WORK TO DO:
Show every line where "Sandnessjøen" occurs.

EXTRACTED ENTRIES:
───
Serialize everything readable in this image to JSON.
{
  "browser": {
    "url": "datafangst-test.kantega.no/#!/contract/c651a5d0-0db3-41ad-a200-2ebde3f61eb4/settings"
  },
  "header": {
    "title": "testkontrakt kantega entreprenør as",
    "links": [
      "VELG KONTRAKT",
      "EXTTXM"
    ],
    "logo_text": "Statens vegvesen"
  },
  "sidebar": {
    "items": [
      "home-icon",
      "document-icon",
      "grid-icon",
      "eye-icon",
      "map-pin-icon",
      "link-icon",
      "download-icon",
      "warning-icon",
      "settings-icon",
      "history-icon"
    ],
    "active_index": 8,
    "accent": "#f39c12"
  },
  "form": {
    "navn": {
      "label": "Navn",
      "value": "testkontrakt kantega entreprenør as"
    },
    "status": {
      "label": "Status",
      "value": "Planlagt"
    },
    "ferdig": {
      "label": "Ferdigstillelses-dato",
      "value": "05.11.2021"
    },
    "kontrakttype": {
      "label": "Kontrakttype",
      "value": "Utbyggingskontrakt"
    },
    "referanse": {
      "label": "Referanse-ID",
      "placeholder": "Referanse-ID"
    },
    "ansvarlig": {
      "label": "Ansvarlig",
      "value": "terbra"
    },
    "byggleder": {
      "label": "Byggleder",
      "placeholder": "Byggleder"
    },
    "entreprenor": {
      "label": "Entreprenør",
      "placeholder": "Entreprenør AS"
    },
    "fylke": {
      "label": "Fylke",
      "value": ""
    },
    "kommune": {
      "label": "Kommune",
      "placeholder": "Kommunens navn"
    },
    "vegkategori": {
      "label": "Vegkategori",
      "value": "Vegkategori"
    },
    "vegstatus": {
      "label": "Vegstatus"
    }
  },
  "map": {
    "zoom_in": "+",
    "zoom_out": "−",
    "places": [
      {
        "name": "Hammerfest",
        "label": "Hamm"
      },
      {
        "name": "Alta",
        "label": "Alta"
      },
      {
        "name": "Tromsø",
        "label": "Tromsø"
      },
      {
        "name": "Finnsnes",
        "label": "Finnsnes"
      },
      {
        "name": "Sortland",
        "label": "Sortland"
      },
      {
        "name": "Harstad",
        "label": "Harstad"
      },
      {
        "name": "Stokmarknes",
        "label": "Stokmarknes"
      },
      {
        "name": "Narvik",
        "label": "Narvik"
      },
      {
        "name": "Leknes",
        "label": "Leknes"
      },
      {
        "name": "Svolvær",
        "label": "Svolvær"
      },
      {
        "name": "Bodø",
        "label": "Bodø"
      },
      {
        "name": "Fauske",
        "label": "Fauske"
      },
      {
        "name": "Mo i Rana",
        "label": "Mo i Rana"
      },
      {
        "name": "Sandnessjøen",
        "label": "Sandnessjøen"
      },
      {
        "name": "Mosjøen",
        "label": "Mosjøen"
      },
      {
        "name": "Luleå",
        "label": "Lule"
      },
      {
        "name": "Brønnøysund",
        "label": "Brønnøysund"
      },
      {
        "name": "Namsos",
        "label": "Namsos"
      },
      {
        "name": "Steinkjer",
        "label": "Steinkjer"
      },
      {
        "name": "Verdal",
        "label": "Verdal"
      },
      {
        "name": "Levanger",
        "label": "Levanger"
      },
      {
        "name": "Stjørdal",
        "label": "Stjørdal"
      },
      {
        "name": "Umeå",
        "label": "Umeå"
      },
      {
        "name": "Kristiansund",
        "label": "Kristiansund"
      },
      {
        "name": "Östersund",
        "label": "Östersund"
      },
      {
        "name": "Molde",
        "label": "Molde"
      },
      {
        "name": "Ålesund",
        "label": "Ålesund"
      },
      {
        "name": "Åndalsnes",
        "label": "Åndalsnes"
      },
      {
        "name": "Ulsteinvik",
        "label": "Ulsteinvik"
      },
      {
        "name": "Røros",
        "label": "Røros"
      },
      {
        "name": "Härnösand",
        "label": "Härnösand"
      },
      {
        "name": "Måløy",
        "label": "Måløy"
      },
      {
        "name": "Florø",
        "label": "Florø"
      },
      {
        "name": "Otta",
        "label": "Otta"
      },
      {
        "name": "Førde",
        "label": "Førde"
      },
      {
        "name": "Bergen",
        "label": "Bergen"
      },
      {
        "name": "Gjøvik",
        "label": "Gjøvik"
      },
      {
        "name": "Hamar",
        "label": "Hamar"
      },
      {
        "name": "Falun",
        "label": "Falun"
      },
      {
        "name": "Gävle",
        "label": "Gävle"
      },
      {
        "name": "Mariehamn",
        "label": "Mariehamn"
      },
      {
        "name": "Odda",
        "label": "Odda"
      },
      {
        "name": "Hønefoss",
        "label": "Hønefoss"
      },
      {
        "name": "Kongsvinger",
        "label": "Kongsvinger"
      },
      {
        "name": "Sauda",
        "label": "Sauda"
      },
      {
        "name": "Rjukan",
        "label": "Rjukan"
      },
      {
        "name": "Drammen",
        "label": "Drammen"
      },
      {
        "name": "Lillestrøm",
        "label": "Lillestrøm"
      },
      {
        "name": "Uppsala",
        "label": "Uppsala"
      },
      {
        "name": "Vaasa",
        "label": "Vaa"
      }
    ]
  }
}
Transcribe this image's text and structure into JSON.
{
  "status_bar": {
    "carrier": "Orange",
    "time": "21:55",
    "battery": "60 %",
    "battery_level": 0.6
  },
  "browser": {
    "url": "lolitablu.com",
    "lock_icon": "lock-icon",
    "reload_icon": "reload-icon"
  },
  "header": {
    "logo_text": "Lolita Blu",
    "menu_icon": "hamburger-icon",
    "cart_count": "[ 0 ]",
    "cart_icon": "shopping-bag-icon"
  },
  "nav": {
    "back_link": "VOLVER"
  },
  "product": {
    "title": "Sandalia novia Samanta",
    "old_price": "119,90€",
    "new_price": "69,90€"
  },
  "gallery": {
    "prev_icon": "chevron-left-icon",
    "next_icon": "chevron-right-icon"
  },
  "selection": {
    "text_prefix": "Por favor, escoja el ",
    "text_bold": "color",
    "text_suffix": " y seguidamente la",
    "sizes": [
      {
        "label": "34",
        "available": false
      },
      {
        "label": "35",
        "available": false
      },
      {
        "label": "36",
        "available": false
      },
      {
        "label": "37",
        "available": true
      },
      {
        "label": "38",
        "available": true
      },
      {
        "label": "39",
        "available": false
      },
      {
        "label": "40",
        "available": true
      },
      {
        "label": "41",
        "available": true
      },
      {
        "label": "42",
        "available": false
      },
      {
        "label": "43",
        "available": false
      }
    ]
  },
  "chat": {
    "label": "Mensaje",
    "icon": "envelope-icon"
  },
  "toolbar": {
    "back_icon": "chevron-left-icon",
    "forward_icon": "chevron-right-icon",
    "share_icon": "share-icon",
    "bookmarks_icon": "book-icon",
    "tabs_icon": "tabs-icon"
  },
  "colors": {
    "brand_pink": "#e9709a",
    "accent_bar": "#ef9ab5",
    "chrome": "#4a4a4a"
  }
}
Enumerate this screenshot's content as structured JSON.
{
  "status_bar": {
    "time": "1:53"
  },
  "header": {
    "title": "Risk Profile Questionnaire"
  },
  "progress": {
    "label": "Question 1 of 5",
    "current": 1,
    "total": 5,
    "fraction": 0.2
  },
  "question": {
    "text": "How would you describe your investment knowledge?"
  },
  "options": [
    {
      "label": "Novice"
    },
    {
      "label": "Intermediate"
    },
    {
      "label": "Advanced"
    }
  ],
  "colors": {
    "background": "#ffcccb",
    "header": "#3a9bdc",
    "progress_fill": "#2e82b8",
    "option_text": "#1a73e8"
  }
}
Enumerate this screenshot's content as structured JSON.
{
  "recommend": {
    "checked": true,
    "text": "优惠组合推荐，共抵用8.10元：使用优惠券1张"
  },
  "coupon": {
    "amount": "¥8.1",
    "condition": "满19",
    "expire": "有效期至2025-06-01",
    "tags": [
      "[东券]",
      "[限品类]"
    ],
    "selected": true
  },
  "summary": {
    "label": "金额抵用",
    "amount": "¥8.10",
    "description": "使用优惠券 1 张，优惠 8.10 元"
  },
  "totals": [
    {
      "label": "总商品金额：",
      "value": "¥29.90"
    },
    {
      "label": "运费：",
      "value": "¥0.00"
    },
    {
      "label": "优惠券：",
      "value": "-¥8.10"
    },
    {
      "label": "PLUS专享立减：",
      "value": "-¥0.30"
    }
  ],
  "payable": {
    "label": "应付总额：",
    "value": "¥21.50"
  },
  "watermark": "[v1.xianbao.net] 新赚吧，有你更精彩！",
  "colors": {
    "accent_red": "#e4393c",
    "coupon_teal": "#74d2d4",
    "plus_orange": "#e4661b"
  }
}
───
EXERCISE ANSWER:
        "name": "Sandnessjøen",
        "label": "Sandnessjøen"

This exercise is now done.